◆ **What you are asked to do**:
Could you transcribe every record below exactly as written, leaving out any pictures?

╔══

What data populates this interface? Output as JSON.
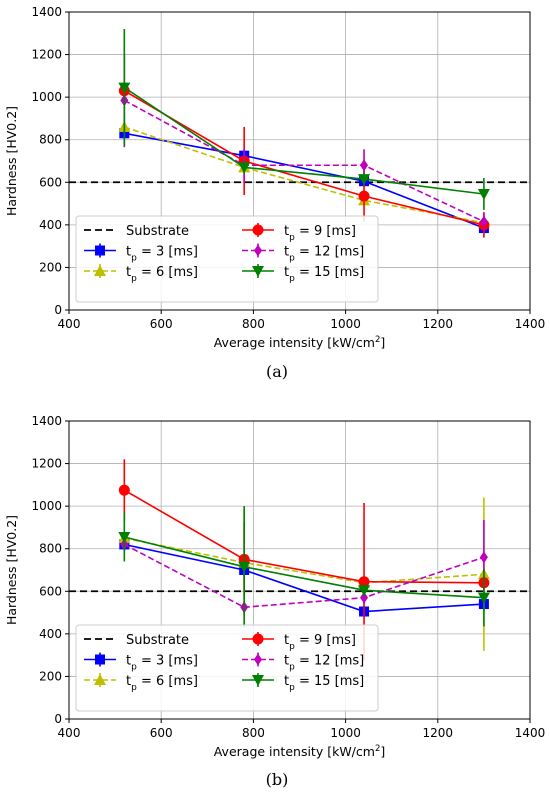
{
  "chart_data": [
    {
      "type": "line",
      "panel": "(a)",
      "xlabel": "Average intensity [kW/cm²]",
      "xlabel_base": "Average intensity [kW/cm",
      "xlabel_sup": "2",
      "xlabel_end": "]",
      "ylabel": "Hardness [HV0.2]",
      "xlim": [
        400,
        1400
      ],
      "ylim": [
        0,
        1400
      ],
      "xticks": [
        "400",
        "600",
        "800",
        "1000",
        "1200",
        "1400"
      ],
      "yticks": [
        "0",
        "200",
        "400",
        "600",
        "800",
        "1000",
        "1200",
        "1400"
      ],
      "grid": true,
      "legend_placement": "lower-left",
      "substrate": {
        "name": "Substrate",
        "y": 600,
        "color": "#000000"
      },
      "series": [
        {
          "name": "t_p = 3 [ms]",
          "label_sub": "p",
          "label_rest": " = 3 [ms]",
          "color": "#0000ff",
          "dash": "solid",
          "marker": "square",
          "x": [
            520,
            780,
            1040,
            1300
          ],
          "y": [
            830,
            725,
            605,
            385
          ],
          "err": [
            20,
            25,
            25,
            20
          ]
        },
        {
          "name": "t_p = 6 [ms]",
          "label_sub": "p",
          "label_rest": " = 6 [ms]",
          "color": "#bfbf00",
          "dash": "dashed",
          "marker": "triangle-up",
          "x": [
            520,
            780,
            1040,
            1300
          ],
          "y": [
            860,
            670,
            515,
            410
          ],
          "err": [
            15,
            20,
            20,
            15
          ]
        },
        {
          "name": "t_p = 9 [ms]",
          "label_sub": "p",
          "label_rest": " = 9 [ms]",
          "color": "#ff0000",
          "dash": "solid",
          "marker": "circle",
          "x": [
            520,
            780,
            1040,
            1300
          ],
          "y": [
            1030,
            700,
            535,
            400
          ],
          "err": [
            40,
            160,
            120,
            60
          ]
        },
        {
          "name": "t_p = 12 [ms]",
          "label_sub": "p",
          "label_rest": " = 12 [ms]",
          "color": "#bf00bf",
          "dash": "dashed",
          "marker": "diamond",
          "x": [
            520,
            780,
            1040,
            1300
          ],
          "y": [
            985,
            680,
            680,
            415
          ],
          "err": [
            220,
            80,
            75,
            40
          ]
        },
        {
          "name": "t_p = 15 [ms]",
          "label_sub": "p",
          "label_rest": " = 15 [ms]",
          "color": "#008000",
          "dash": "solid",
          "marker": "triangle-down",
          "x": [
            520,
            780,
            1040,
            1300
          ],
          "y": [
            1045,
            670,
            615,
            545
          ],
          "err": [
            275,
            30,
            30,
            75
          ]
        }
      ]
    },
    {
      "type": "line",
      "panel": "(b)",
      "xlabel": "Average intensity [kW/cm²]",
      "xlabel_base": "Average intensity [kW/cm",
      "xlabel_sup": "2",
      "xlabel_end": "]",
      "ylabel": "Hardness [HV0.2]",
      "xlim": [
        400,
        1400
      ],
      "ylim": [
        0,
        1400
      ],
      "xticks": [
        "400",
        "600",
        "800",
        "1000",
        "1200",
        "1400"
      ],
      "yticks": [
        "0",
        "200",
        "400",
        "600",
        "800",
        "1000",
        "1200",
        "1400"
      ],
      "grid": true,
      "legend_placement": "lower-left",
      "substrate": {
        "name": "Substrate",
        "y": 600,
        "color": "#000000"
      },
      "series": [
        {
          "name": "t_p = 3 [ms]",
          "label_sub": "p",
          "label_rest": " = 3 [ms]",
          "color": "#0000ff",
          "dash": "solid",
          "marker": "square",
          "x": [
            520,
            780,
            1040,
            1300
          ],
          "y": [
            820,
            700,
            505,
            540
          ],
          "err": [
            30,
            30,
            25,
            30
          ]
        },
        {
          "name": "t_p = 6 [ms]",
          "label_sub": "p",
          "label_rest": " = 6 [ms]",
          "color": "#bfbf00",
          "dash": "dashed",
          "marker": "triangle-up",
          "x": [
            520,
            780,
            1040,
            1300
          ],
          "y": [
            850,
            735,
            640,
            680
          ],
          "err": [
            20,
            250,
            30,
            360
          ]
        },
        {
          "name": "t_p = 9 [ms]",
          "label_sub": "p",
          "label_rest": " = 9 [ms]",
          "color": "#ff0000",
          "dash": "solid",
          "marker": "circle",
          "x": [
            520,
            780,
            1040,
            1300
          ],
          "y": [
            1075,
            750,
            645,
            640
          ],
          "err": [
            145,
            175,
            370,
            30
          ]
        },
        {
          "name": "t_p = 12 [ms]",
          "label_sub": "p",
          "label_rest": " = 12 [ms]",
          "color": "#bf00bf",
          "dash": "dashed",
          "marker": "diamond",
          "x": [
            520,
            780,
            1040,
            1300
          ],
          "y": [
            820,
            525,
            570,
            760
          ],
          "err": [
            30,
            30,
            30,
            175
          ]
        },
        {
          "name": "t_p = 15 [ms]",
          "label_sub": "p",
          "label_rest": " = 15 [ms]",
          "color": "#008000",
          "dash": "solid",
          "marker": "triangle-down",
          "x": [
            520,
            780,
            1040,
            1300
          ],
          "y": [
            855,
            715,
            605,
            570
          ],
          "err": [
            115,
            285,
            30,
            135
          ]
        }
      ]
    }
  ]
}
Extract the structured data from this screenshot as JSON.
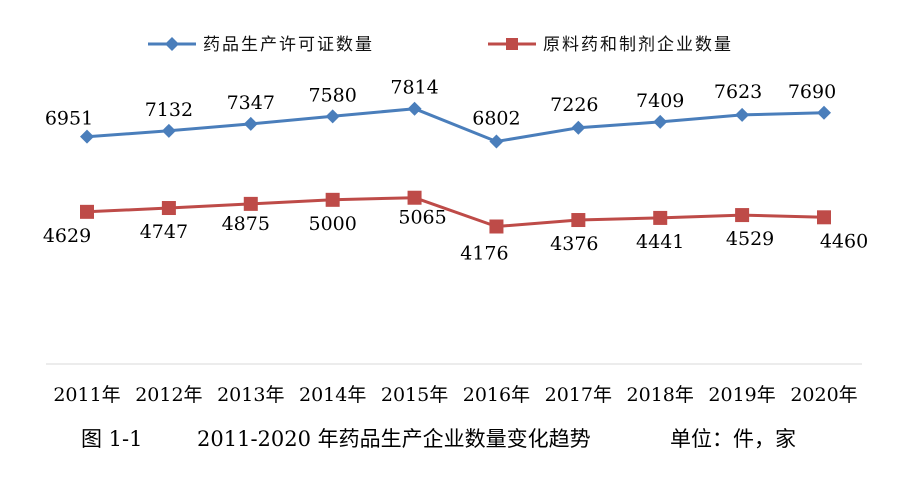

╚══

◆ **Exercise output**:
What data populates this interface? Output as JSON.
{
  "chart_data": [
    {
      "type": "line",
      "panel": "(a)",
      "xlabel": "Average intensity [kW/cm²]",
      "xlabel_base": "Average intensity [kW/cm",
      "xlabel_sup": "2",
      "xlabel_end": "]",
      "ylabel": "Hardness [HV0.2]",
      "xlim": [
        400,
        1400
      ],
      "ylim": [
        0,
        1400
      ],
      "xticks": [
        "400",
        "600",
        "800",
        "1000",
        "1200",
        "1400"
      ],
      "yticks": [
        "0",
        "200",
        "400",
        "600",
        "800",
        "1000",
        "1200",
        "1400"
      ],
      "grid": true,
      "legend_placement": "lower-left",
      "substrate": {
        "name": "Substrate",
        "y": 600,
        "color": "#000000"
      },
      "series": [
        {
          "name": "t_p = 3 [ms]",
          "label_sub": "p",
          "label_rest": " = 3 [ms]",
          "color": "#0000ff",
          "dash": "solid",
          "marker": "square",
          "x": [
            520,
            780,
            1040,
            1300
          ],
          "y": [
            830,
            725,
            605,
            385
          ],
          "err": [
            20,
            25,
            25,
            20
          ]
        },
        {
          "name": "t_p = 6 [ms]",
          "label_sub": "p",
          "label_rest": " = 6 [ms]",
          "color": "#bfbf00",
          "dash": "dashed",
          "marker": "triangle-up",
          "x": [
            520,
            780,
            1040,
            1300
          ],
          "y": [
            860,
            670,
            515,
            410
          ],
          "err": [
            15,
            20,
            20,
            15
          ]
        },
        {
          "name": "t_p = 9 [ms]",
          "label_sub": "p",
          "label_rest": " = 9 [ms]",
          "color": "#ff0000",
          "dash": "solid",
          "marker": "circle",
          "x": [
            520,
            780,
            1040,
            1300
          ],
          "y": [
            1030,
            700,
            535,
            400
          ],
          "err": [
            40,
            160,
            120,
            60
          ]
        },
        {
          "name": "t_p = 12 [ms]",
          "label_sub": "p",
          "label_rest": " = 12 [ms]",
          "color": "#bf00bf",
          "dash": "dashed",
          "marker": "diamond",
          "x": [
            520,
            780,
            1040,
            1300
          ],
          "y": [
            985,
            680,
            680,
            415
          ],
          "err": [
            220,
            80,
            75,
            40
          ]
        },
        {
          "name": "t_p = 15 [ms]",
          "label_sub": "p",
          "label_rest": " = 15 [ms]",
          "color": "#008000",
          "dash": "solid",
          "marker": "triangle-down",
          "x": [
            520,
            780,
            1040,
            1300
          ],
          "y": [
            1045,
            670,
            615,
            545
          ],
          "err": [
            275,
            30,
            30,
            75
          ]
        }
      ]
    },
    {
      "type": "line",
      "panel": "(b)",
      "xlabel": "Average intensity [kW/cm²]",
      "xlabel_base": "Average intensity [kW/cm",
      "xlabel_sup": "2",
      "xlabel_end": "]",
      "ylabel": "Hardness [HV0.2]",
      "xlim": [
        400,
        1400
      ],
      "ylim": [
        0,
        1400
      ],
      "xticks": [
        "400",
        "600",
        "800",
        "1000",
        "1200",
        "1400"
      ],
      "yticks": [
        "0",
        "200",
        "400",
        "600",
        "800",
        "1000",
        "1200",
        "1400"
      ],
      "grid": true,
      "legend_placement": "lower-left",
      "substrate": {
        "name": "Substrate",
        "y": 600,
        "color": "#000000"
      },
      "series": [
        {
          "name": "t_p = 3 [ms]",
          "label_sub": "p",
          "label_rest": " = 3 [ms]",
          "color": "#0000ff",
          "dash": "solid",
          "marker": "square",
          "x": [
            520,
            780,
            1040,
            1300
          ],
          "y": [
            820,
            700,
            505,
            540
          ],
          "err": [
            30,
            30,
            25,
            30
          ]
        },
        {
          "name": "t_p = 6 [ms]",
          "label_sub": "p",
          "label_rest": " = 6 [ms]",
          "color": "#bfbf00",
          "dash": "dashed",
          "marker": "triangle-up",
          "x": [
            520,
            780,
            1040,
            1300
          ],
          "y": [
            850,
            735,
            640,
            680
          ],
          "err": [
            20,
            250,
            30,
            360
          ]
        },
        {
          "name": "t_p = 9 [ms]",
          "label_sub": "p",
          "label_rest": " = 9 [ms]",
          "color": "#ff0000",
          "dash": "solid",
          "marker": "circle",
          "x": [
            520,
            780,
            1040,
            1300
          ],
          "y": [
            1075,
            750,
            645,
            640
          ],
          "err": [
            145,
            175,
            370,
            30
          ]
        },
        {
          "name": "t_p = 12 [ms]",
          "label_sub": "p",
          "label_rest": " = 12 [ms]",
          "color": "#bf00bf",
          "dash": "dashed",
          "marker": "diamond",
          "x": [
            520,
            780,
            1040,
            1300
          ],
          "y": [
            820,
            525,
            570,
            760
          ],
          "err": [
            30,
            30,
            30,
            175
          ]
        },
        {
          "name": "t_p = 15 [ms]",
          "label_sub": "p",
          "label_rest": " = 15 [ms]",
          "color": "#008000",
          "dash": "solid",
          "marker": "triangle-down",
          "x": [
            520,
            780,
            1040,
            1300
          ],
          "y": [
            855,
            715,
            605,
            570
          ],
          "err": [
            115,
            285,
            30,
            135
          ]
        }
      ]
    }
  ]
}
Extract the structured data from this screenshot as JSON.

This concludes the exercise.